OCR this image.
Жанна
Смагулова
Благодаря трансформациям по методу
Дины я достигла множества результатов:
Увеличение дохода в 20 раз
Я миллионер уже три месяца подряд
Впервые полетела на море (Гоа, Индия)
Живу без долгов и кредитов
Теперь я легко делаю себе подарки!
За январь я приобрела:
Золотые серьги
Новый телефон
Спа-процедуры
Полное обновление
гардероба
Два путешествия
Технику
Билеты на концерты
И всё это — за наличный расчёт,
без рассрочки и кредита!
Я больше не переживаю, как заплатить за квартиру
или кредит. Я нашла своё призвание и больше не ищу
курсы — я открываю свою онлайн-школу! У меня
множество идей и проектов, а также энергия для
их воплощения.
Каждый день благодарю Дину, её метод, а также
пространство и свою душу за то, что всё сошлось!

- REQUIREMENT -
Pick out the lines above that hold the string "больше" and show them.

- EXERCISE SOLUTION -
Я больше не переживаю, как заплатить за квартиру
или кредит. Я нашла своё призвание и больше не ищу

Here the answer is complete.